TASK REQUIREMENTS | From the entries below, report how many lines contain the string "title". Give only that number.

(Figure collection entries)

====================

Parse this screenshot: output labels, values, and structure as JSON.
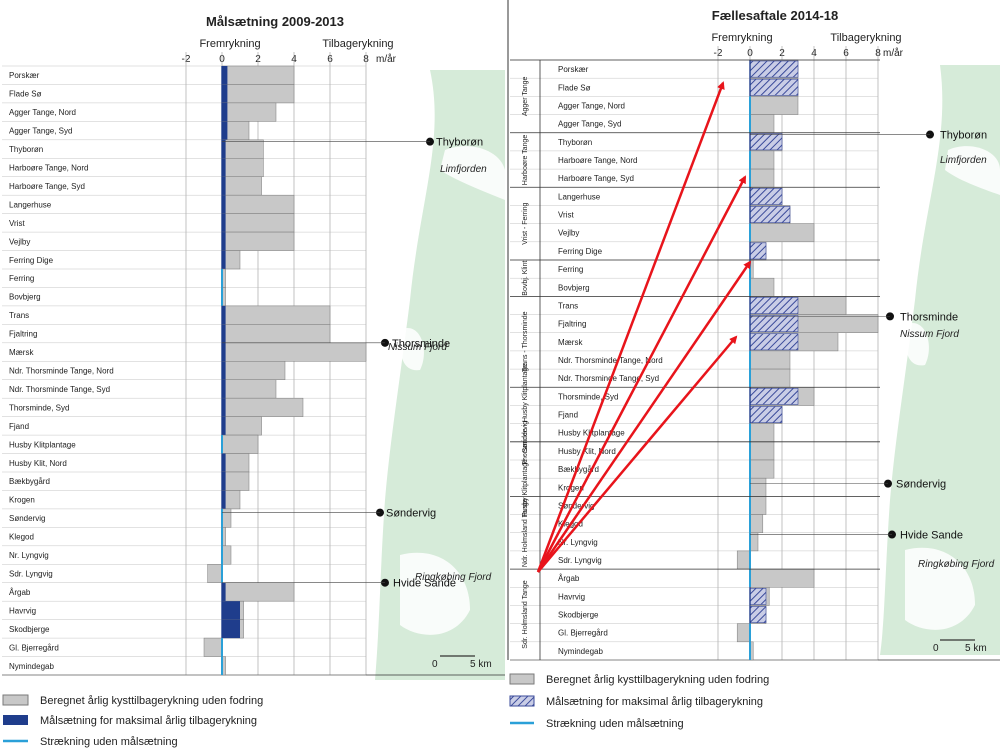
{
  "colors": {
    "bar_gray": "#c8c8c8",
    "bar_edge": "#7a7a7a",
    "target_blue": "#1f3d8c",
    "no_target": "#2aa0d8",
    "map_green": "#d6ebd9",
    "arrow_red": "#e8141b",
    "hatch": "#3a4a9a"
  },
  "left": {
    "title": "Målsætning 2009-2013",
    "axis_left_label": "Fremrykning",
    "axis_right_label": "Tilbagerykning",
    "ticks": [
      "-2",
      "0",
      "2",
      "4",
      "6",
      "8"
    ],
    "unit": "m/år",
    "towns": [
      "Thyborøn",
      "Thorsminde",
      "Søndervig",
      "Hvide Sande"
    ],
    "waters": [
      "Limfjorden",
      "Nissum Fjord",
      "Ringkøbing Fjord"
    ],
    "scale": [
      "0",
      "5 km"
    ],
    "legend": [
      {
        "text": "Beregnet årlig kysttilbagerykning uden fodring",
        "icon": "gray-box"
      },
      {
        "text": "Målsætning for maksimal årlig tilbagerykning",
        "icon": "blue-box"
      },
      {
        "text": "Strækning uden målsætning",
        "icon": "cyan-line"
      }
    ]
  },
  "right": {
    "title": "Fællesaftale 2014-18",
    "axis_left_label": "Fremrykning",
    "axis_right_label": "Tilbagerykning",
    "ticks": [
      "-2",
      "0",
      "2",
      "4",
      "6",
      "8"
    ],
    "unit": "m/år",
    "towns": [
      "Thyborøn",
      "Thorsminde",
      "Søndervig",
      "Hvide Sande"
    ],
    "waters": [
      "Limfjorden",
      "Nissum Fjord",
      "Ringkøbing Fjord"
    ],
    "scale": [
      "0",
      "5 km"
    ],
    "groups": [
      "Agger Tange",
      "Harboøre Tange",
      "Vrist - Ferring",
      "Bovbj. Klint",
      "Trans - Thorsminde",
      "Thorsminde - Husby Klitplantage",
      "Husby Klitplantage - Søndervig",
      "Ndr. Holmsland Tange",
      "Sdr. Holmsland Tange"
    ],
    "legend": [
      {
        "text": "Beregnet årlig kysttilbagerykning uden fodring",
        "icon": "gray-box"
      },
      {
        "text": "Målsætning for maksimal årlig tilbagerykning",
        "icon": "hatched-box"
      },
      {
        "text": "Strækning uden målsætning",
        "icon": "cyan-line"
      }
    ]
  },
  "chart_data": [
    {
      "type": "bar",
      "title": "Målsætning 2009-2013",
      "xlabel": "Fremrykning / Tilbagerykning",
      "unit": "m/år",
      "xlim": [
        -2,
        8
      ],
      "categories": [
        "Porskær",
        "Flade Sø",
        "Agger Tange, Nord",
        "Agger Tange, Syd",
        "Thyborøn",
        "Harboøre Tange, Nord",
        "Harboøre Tange, Syd",
        "Langerhuse",
        "Vrist",
        "Vejlby",
        "Ferring Dige",
        "Ferring",
        "Bovbjerg",
        "Trans",
        "Fjaltring",
        "Mærsk",
        "Ndr. Thorsminde Tange, Nord",
        "Ndr. Thorsminde Tange, Syd",
        "Thorsminde, Syd",
        "Fjand",
        "Husby Klitplantage",
        "Husby Klit, Nord",
        "Bækbygård",
        "Krogen",
        "Søndervig",
        "Klegod",
        "Nr. Lyngvig",
        "Sdr. Lyngvig",
        "Årgab",
        "Havrvig",
        "Skodbjerge",
        "Gl. Bjerregård",
        "Nymindegab"
      ],
      "series": [
        {
          "name": "Beregnet årlig kysttilbagerykning uden fodring",
          "values": [
            4,
            4,
            3,
            1.5,
            2.3,
            2.3,
            2.2,
            4,
            4,
            4,
            1,
            0.2,
            0.2,
            6,
            6,
            8,
            3.5,
            3,
            4.5,
            2.2,
            2,
            1.5,
            1.5,
            1,
            0.5,
            0.2,
            0.5,
            -0.8,
            4,
            1.2,
            1.2,
            -1,
            0.2
          ]
        },
        {
          "name": "Målsætning for maksimal årlig tilbagerykning",
          "values": [
            0.3,
            0.3,
            0.3,
            0.3,
            0.2,
            0.2,
            0.2,
            0.2,
            0.2,
            0.2,
            0.2,
            null,
            null,
            0.2,
            0.2,
            0.2,
            0.2,
            0.2,
            0.2,
            0.2,
            null,
            0.2,
            0.2,
            0.2,
            null,
            null,
            null,
            null,
            0.2,
            1,
            1,
            null,
            null
          ]
        }
      ]
    },
    {
      "type": "bar",
      "title": "Fællesaftale 2014-18",
      "xlabel": "Fremrykning / Tilbagerykning",
      "unit": "m/år",
      "xlim": [
        -2,
        8
      ],
      "categories": [
        "Porskær",
        "Flade Sø",
        "Agger Tange, Nord",
        "Agger Tange, Syd",
        "Thyborøn",
        "Harboøre Tange, Nord",
        "Harboøre Tange, Syd",
        "Langerhuse",
        "Vrist",
        "Vejlby",
        "Ferring Dige",
        "Ferring",
        "Bovbjerg",
        "Trans",
        "Fjaltring",
        "Mærsk",
        "Ndr. Thorsminde Tange, Nord",
        "Ndr. Thorsminde Tange, Syd",
        "Thorsminde, Syd",
        "Fjand",
        "Husby Klitplantage",
        "Husby Klit, Nord",
        "Bækbygård",
        "Krogen",
        "Søndervig",
        "Klegod",
        "Nr. Lyngvig",
        "Sdr. Lyngvig",
        "Årgab",
        "Havrvig",
        "Skodbjerge",
        "Gl. Bjerregård",
        "Nymindegab"
      ],
      "series": [
        {
          "name": "Beregnet årlig kysttilbagerykning uden fodring",
          "values": [
            3,
            3,
            3,
            1.5,
            2,
            1.5,
            1.5,
            2,
            2.5,
            4,
            1,
            0.2,
            1.5,
            6,
            8,
            5.5,
            2.5,
            2.5,
            4,
            2,
            1.5,
            1.5,
            1.5,
            1,
            1,
            0.8,
            0.5,
            -0.8,
            4,
            1.2,
            1,
            -0.8,
            0.2
          ]
        },
        {
          "name": "Målsætning for maksimal årlig tilbagerykning",
          "values": [
            3,
            3,
            null,
            null,
            2,
            null,
            null,
            2,
            2.5,
            null,
            1,
            null,
            null,
            3,
            3,
            3,
            null,
            null,
            3,
            2,
            null,
            null,
            null,
            null,
            null,
            null,
            null,
            null,
            null,
            1,
            1,
            null,
            null
          ]
        }
      ]
    }
  ]
}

====================

ANSWER TO THIS PROBLEM | 4